Rewrite the lines between the one holding "diagram-line-4: 1581 <box>150" and the one holding "scrollbar[interactable] <box>398 232", inclusive, with "solution-diagram" replaced by "worked-diagram" and everything else left unchanged.

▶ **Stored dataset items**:
··········
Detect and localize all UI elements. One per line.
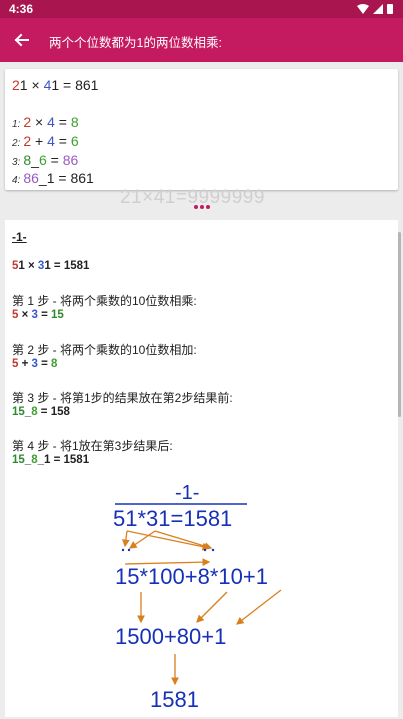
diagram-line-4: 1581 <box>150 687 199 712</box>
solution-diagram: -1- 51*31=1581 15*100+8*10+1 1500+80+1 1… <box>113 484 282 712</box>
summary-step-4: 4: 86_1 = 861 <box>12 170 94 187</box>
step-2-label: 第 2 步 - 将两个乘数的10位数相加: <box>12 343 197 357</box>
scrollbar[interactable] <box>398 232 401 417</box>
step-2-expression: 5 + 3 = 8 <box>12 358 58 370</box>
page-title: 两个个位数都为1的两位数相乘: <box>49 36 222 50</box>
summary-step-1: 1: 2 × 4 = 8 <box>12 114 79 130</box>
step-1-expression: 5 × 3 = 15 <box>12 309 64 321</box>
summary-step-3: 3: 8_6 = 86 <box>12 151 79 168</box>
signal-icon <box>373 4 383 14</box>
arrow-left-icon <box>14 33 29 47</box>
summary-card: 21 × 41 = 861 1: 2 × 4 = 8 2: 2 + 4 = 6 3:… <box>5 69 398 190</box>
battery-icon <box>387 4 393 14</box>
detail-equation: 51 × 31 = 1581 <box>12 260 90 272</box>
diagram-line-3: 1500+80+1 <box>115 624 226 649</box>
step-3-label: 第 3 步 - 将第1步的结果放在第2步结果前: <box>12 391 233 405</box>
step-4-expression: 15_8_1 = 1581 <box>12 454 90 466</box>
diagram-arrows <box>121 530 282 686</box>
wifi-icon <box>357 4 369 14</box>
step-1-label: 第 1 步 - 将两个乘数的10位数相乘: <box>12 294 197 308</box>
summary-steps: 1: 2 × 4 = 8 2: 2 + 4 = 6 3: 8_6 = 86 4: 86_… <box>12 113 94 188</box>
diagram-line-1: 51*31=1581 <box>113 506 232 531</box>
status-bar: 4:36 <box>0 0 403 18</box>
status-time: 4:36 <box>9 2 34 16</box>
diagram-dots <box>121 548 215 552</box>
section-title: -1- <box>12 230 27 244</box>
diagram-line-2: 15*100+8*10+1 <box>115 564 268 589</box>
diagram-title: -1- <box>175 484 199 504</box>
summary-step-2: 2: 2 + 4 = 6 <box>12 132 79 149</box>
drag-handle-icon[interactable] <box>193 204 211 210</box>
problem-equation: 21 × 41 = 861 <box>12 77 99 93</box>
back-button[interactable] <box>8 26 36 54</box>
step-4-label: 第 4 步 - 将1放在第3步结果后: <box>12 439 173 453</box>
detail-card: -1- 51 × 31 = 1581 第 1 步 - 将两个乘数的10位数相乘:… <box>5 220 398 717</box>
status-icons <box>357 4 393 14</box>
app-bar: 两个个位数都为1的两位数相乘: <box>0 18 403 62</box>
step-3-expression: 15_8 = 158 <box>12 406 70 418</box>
··········
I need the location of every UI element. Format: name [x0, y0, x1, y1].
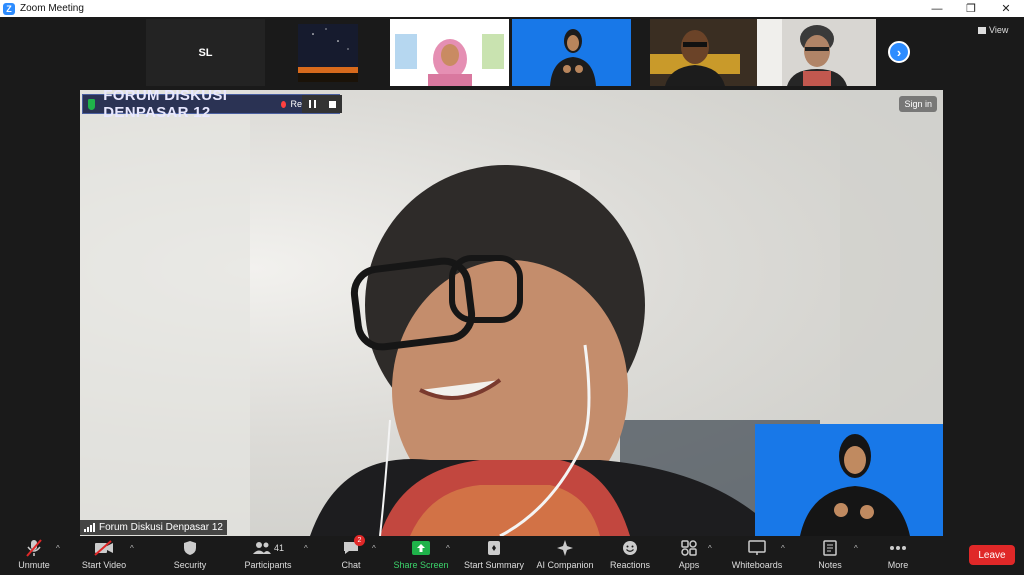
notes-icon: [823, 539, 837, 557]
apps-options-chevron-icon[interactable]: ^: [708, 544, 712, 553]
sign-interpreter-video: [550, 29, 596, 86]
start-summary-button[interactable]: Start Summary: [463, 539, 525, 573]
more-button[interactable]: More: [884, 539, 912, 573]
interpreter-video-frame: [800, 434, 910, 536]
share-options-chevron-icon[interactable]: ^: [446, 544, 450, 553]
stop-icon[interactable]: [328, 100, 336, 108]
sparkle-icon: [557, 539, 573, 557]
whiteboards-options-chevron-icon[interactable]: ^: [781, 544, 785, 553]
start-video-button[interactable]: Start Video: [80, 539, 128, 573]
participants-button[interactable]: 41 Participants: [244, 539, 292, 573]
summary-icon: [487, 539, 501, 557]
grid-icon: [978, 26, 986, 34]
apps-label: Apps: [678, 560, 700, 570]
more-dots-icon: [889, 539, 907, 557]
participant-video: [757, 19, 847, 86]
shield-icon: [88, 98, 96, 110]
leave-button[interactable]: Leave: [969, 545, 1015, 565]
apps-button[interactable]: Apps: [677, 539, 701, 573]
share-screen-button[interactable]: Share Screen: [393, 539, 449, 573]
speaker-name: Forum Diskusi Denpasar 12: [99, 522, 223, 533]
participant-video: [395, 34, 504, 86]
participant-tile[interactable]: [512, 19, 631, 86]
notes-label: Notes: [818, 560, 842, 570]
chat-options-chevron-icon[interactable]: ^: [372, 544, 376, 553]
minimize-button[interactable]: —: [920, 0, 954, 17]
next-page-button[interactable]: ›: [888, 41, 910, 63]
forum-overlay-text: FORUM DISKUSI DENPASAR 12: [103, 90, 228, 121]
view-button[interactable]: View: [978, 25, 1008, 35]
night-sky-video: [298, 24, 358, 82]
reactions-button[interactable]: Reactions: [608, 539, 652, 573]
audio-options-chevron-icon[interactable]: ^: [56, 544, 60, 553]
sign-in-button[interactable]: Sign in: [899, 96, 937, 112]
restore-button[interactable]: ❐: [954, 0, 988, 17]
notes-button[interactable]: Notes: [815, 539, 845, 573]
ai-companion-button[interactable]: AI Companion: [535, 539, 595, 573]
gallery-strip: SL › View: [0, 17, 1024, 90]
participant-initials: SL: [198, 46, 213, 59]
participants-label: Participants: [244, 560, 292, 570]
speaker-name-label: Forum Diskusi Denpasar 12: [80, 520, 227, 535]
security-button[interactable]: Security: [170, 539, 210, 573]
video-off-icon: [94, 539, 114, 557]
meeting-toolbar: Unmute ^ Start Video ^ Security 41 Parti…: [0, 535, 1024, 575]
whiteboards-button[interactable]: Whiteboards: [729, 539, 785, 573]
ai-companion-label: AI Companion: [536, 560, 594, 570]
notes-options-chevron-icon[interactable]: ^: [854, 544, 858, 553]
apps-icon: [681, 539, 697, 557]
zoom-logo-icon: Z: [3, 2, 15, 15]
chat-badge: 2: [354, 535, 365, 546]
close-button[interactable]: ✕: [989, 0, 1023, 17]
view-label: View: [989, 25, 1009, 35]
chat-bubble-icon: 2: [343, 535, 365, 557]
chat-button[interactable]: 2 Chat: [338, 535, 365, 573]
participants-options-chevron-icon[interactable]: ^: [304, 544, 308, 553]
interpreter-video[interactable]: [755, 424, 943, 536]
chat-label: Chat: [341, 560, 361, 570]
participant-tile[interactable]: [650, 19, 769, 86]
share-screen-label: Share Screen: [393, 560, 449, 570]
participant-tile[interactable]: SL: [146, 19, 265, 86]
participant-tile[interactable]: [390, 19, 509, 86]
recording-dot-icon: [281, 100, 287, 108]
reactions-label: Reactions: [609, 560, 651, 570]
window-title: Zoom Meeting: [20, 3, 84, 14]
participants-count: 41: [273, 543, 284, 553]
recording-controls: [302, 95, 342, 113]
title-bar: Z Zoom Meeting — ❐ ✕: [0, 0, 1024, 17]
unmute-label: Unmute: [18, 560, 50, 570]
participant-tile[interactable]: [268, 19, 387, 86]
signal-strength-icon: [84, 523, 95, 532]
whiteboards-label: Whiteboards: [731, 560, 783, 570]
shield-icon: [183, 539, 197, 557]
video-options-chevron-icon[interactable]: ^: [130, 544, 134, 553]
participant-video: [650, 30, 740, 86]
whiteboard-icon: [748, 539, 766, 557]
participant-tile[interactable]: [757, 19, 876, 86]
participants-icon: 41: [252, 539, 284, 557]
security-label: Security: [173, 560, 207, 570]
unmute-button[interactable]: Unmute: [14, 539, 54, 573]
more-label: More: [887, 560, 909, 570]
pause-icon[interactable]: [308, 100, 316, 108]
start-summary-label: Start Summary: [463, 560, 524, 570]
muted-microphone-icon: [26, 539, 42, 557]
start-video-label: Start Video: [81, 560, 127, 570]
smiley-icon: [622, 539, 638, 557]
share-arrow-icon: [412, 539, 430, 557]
··········
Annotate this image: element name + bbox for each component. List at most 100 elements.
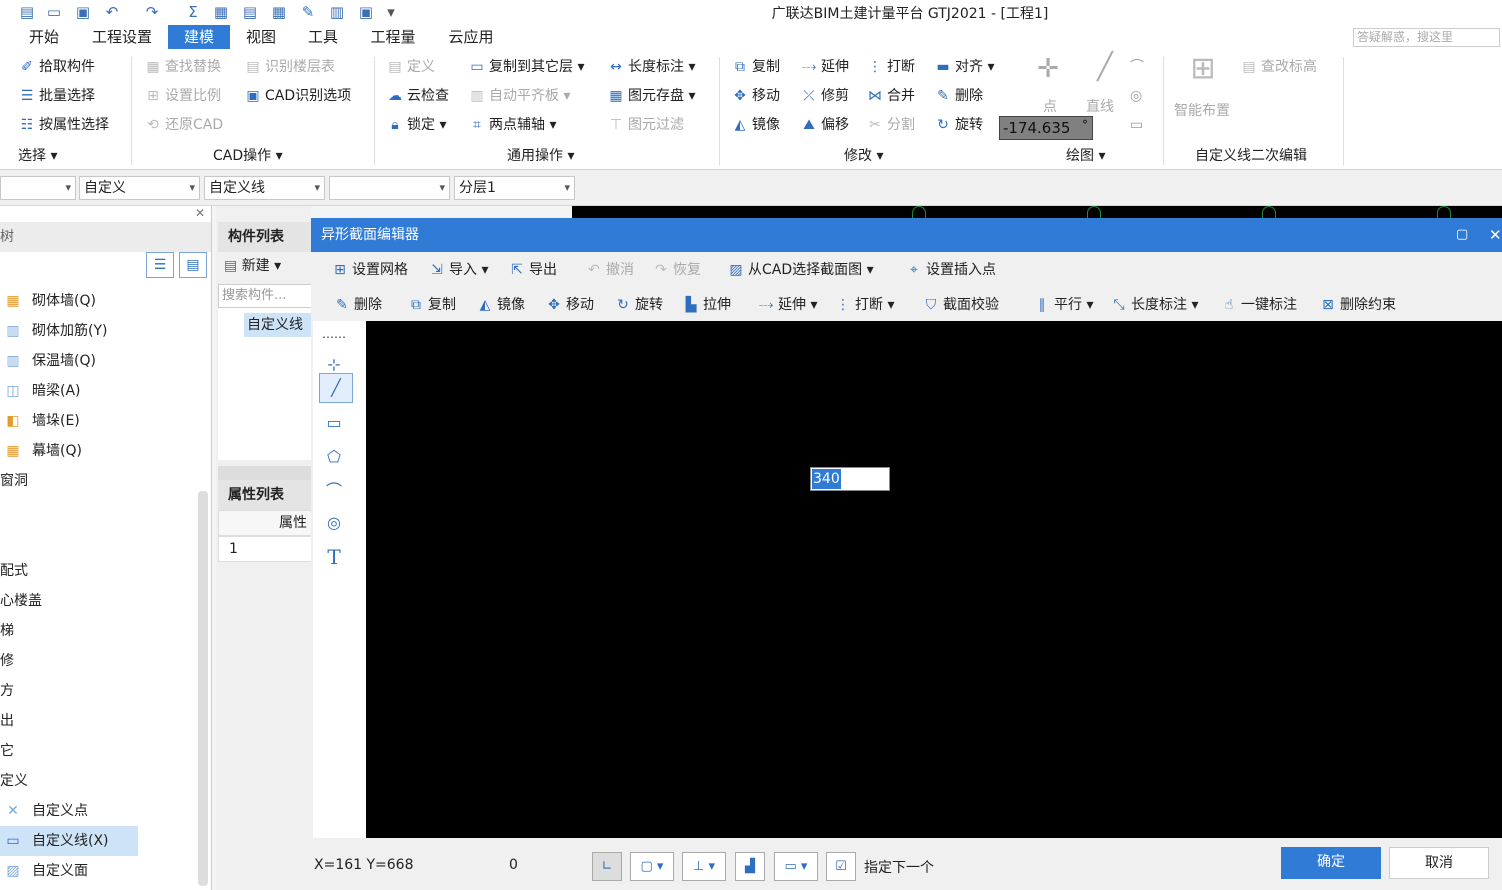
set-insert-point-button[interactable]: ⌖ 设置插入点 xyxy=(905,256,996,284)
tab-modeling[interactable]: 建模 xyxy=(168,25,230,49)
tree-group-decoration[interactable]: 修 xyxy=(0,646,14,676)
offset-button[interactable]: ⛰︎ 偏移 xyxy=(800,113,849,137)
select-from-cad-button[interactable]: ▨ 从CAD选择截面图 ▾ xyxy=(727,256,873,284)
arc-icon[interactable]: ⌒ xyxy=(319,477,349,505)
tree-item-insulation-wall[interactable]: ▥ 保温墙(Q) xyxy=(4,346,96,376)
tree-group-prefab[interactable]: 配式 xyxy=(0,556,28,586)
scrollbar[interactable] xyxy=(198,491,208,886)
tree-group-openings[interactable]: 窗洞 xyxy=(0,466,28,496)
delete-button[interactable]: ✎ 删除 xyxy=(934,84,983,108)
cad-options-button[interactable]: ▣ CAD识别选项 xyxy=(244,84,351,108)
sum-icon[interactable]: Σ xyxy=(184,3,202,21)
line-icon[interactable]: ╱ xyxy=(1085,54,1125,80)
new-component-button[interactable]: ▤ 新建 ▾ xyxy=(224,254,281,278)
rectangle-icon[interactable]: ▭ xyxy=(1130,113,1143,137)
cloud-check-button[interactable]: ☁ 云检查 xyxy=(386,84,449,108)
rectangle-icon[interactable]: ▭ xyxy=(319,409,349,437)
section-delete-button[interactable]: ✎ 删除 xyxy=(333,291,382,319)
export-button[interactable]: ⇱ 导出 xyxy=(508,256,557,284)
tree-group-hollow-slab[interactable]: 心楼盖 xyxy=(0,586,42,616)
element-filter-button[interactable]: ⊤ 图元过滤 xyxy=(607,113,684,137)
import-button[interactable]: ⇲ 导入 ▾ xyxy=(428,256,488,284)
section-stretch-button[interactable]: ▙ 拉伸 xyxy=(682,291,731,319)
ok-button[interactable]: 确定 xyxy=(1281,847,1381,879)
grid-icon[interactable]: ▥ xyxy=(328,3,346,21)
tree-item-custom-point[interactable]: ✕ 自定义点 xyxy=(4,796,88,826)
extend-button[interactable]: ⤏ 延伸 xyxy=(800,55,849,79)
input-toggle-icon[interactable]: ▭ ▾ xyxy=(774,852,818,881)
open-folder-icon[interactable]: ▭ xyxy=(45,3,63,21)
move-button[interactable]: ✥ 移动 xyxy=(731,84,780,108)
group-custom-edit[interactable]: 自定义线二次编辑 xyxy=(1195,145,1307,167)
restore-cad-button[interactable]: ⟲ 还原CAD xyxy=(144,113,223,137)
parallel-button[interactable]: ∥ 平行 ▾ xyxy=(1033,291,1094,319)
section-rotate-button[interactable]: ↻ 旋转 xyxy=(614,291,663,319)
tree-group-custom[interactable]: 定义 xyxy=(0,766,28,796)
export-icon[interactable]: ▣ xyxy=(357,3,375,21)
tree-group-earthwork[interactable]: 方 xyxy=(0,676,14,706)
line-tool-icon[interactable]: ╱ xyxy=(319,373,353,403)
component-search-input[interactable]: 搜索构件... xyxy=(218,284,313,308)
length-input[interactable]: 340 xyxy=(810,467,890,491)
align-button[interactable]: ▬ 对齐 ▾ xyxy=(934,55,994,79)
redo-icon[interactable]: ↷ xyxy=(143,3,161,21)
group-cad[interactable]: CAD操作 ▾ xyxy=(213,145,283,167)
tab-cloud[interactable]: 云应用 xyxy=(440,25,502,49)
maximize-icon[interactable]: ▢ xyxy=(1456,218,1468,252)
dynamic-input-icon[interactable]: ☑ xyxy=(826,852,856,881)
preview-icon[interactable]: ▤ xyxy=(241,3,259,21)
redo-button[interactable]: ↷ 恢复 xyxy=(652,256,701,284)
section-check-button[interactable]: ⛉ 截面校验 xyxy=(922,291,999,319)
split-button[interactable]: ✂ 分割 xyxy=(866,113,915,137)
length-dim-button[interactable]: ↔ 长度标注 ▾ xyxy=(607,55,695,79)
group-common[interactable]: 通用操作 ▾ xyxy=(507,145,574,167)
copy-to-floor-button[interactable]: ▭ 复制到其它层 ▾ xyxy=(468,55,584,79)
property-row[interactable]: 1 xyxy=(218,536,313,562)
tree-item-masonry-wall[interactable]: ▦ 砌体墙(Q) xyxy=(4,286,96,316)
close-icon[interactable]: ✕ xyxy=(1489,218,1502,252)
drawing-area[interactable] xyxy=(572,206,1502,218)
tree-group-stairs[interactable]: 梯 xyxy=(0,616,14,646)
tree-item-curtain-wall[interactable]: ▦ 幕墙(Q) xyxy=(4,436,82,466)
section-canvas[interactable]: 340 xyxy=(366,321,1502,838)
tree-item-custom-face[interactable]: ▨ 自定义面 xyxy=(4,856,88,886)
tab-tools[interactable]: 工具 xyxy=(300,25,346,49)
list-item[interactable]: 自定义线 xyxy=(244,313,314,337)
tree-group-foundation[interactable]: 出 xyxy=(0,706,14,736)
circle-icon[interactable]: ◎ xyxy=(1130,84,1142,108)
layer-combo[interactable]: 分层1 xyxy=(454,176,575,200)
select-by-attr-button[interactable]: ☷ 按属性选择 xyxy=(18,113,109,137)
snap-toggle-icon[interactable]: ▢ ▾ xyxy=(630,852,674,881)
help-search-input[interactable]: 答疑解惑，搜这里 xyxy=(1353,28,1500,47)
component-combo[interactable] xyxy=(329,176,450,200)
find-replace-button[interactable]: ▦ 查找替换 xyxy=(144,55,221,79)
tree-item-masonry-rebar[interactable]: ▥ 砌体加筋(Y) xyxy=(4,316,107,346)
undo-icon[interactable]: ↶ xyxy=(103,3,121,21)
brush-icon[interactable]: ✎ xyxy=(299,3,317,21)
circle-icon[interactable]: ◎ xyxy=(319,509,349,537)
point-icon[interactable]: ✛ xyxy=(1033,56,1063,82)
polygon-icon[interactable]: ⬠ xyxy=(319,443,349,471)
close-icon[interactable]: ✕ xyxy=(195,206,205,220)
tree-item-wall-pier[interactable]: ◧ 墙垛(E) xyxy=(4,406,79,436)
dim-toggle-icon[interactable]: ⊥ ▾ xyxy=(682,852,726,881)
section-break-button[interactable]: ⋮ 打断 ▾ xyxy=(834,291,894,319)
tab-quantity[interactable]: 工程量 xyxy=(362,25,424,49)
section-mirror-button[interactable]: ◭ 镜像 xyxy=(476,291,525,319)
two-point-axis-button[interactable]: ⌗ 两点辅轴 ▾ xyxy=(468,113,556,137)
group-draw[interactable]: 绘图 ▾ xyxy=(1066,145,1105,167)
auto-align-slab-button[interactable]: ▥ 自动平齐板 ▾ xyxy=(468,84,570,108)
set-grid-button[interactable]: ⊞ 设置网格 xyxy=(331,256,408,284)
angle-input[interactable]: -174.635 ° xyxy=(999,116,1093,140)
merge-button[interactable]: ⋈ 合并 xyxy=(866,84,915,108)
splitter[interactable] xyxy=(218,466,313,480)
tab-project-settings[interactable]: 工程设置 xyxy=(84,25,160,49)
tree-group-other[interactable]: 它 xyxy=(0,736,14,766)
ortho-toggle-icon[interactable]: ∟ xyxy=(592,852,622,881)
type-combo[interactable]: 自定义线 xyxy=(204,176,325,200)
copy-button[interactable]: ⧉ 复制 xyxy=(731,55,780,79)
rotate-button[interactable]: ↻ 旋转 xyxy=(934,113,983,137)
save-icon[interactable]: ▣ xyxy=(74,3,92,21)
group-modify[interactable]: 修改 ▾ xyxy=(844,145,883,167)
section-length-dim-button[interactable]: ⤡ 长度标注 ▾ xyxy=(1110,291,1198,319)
··········
▶ **Result of the exercise**:
diagram-line-4: 1581 <box>150 687 199 712</box>
worked-diagram: -1- 51*31=1581 15*100+8*10+1 1500+80+1 1… <box>113 484 282 712</box>
summary-step-4: 4: 86_1 = 861 <box>12 170 94 187</box>
step-2-label: 第 2 步 - 将两个乘数的10位数相加: <box>12 343 197 357</box>
scrollbar[interactable] <box>398 232 401 417</box>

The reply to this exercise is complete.